Write out the material exactly, leaving every picture behind.

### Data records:
● ● ● ● ● ● ●
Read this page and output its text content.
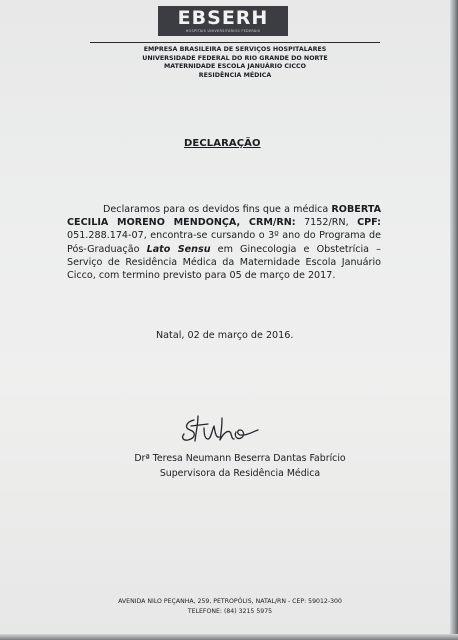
EBSERH
HOSPITAIS UNIVERSITÁRIOS FEDERAIS
EMPRESA BRASILEIRA DE SERVIÇOS HOSPITALARES
UNIVERSIDADE FEDERAL DO RIO GRANDE DO NORTE
MATERNIDADE ESCOLA JANUÁRIO CICCO
RESIDÊNCIA MÉDICA
DECLARAÇÃO
Declaramos para os devidos fins que a médica ROBERTA CECILIA MORENO MENDONÇA, CRM/RN: 7152/RN, CPF: 051.288.174-07, encontra-se cursando o 3º ano do Programa de Pós-Graduação Lato Sensu em Ginecologia e Obstetrícia – Serviço de Residência Médica da Maternidade Escola Januário Cicco, com termino previsto para 05 de março de 2017.
Natal, 02 de março de 2016.
Drª Teresa Neumann Beserra Dantas Fabrício
Supervisora da Residência Médica
AVENIDA NILO PEÇANHA, 259, PETROPÓLIS, NATAL/RN - CEP: 59012-300
TELEFONE: (84) 3215 5975
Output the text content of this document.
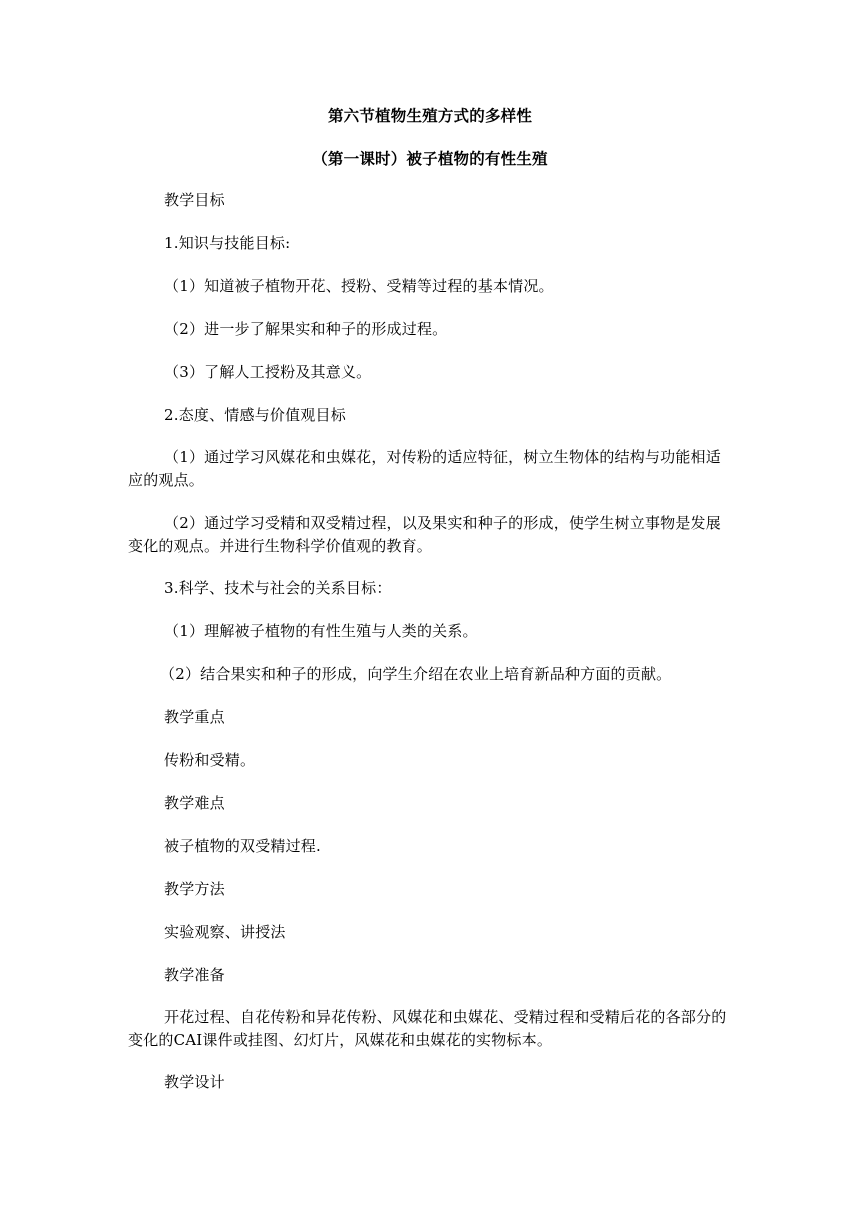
第六节植物生殖方式的多样性
（第一课时）被子植物的有性生殖
教学目标
1.知识与技能目标:
（1）知道被子植物开花、授粉、受精等过程的基本情况。
（2）进一步了解果实和种子的形成过程。
（3）了解人工授粉及其意义。
2.态度、情感与价值观目标

（1）通过学习风媒花和虫媒花，对传粉的适应特征，树立生物体的结构与功能相适应的观点。

（2）通过学习受精和双受精过程，以及果实和种子的形成，使学生树立事物是发展变化的观点。并进行生物科学价值观的教育。

3.科学、技术与社会的关系目标：
（1）理解被子植物的有性生殖与人类的关系。
（2）结合果实和种子的形成，向学生介绍在农业上培育新品种方面的贡献。
教学重点
传粉和受精。
教学难点
被子植物的双受精过程.
教学方法
实验观察、讲授法
教学准备

开花过程、自花传粉和异花传粉、风媒花和虫媒花、受精过程和受精后花的各部分的变化的CAI课件或挂图、幻灯片，风媒花和虫媒花的实物标本。

教学设计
● ● ● ● ● ● ●
### FINISHED ANSWER:
Read this page and output its text content.
EBSERH
HOSPITAIS UNIVERSITÁRIOS FEDERAIS
EMPRESA BRASILEIRA DE SERVIÇOS HOSPITALARES
UNIVERSIDADE FEDERAL DO RIO GRANDE DO NORTE
MATERNIDADE ESCOLA JANUÁRIO CICCO
RESIDÊNCIA MÉDICA
DECLARAÇÃO
Declaramos para os devidos fins que a médica ROBERTA CECILIA MORENO MENDONÇA, CRM/RN: 7152/RN, CPF: 051.288.174-07, encontra-se cursando o 3º ano do Programa de Pós-Graduação Lato Sensu em Ginecologia e Obstetrícia – Serviço de Residência Médica da Maternidade Escola Januário Cicco, com termino previsto para 05 de março de 2017.
Natal, 02 de março de 2016.
Drª Teresa Neumann Beserra Dantas Fabrício
Supervisora da Residência Médica
AVENIDA NILO PEÇANHA, 259, PETROPÓLIS, NATAL/RN - CEP: 59012-300
TELEFONE: (84) 3215 5975
Output the text content of this document.
第六节植物生殖方式的多样性
（第一课时）被子植物的有性生殖
教学目标
1.知识与技能目标:
（1）知道被子植物开花、授粉、受精等过程的基本情况。
（2）进一步了解果实和种子的形成过程。
（3）了解人工授粉及其意义。
2.态度、情感与价值观目标

（1）通过学习风媒花和虫媒花，对传粉的适应特征，树立生物体的结构与功能相适应的观点。

（2）通过学习受精和双受精过程，以及果实和种子的形成，使学生树立事物是发展变化的观点。并进行生物科学价值观的教育。

3.科学、技术与社会的关系目标：
（1）理解被子植物的有性生殖与人类的关系。
（2）结合果实和种子的形成，向学生介绍在农业上培育新品种方面的贡献。
教学重点
传粉和受精。
教学难点
被子植物的双受精过程.
教学方法
实验观察、讲授法
教学准备

开花过程、自花传粉和异花传粉、风媒花和虫媒花、受精过程和受精后花的各部分的变化的CAI课件或挂图、幻灯片，风媒花和虫媒花的实物标本。

教学设计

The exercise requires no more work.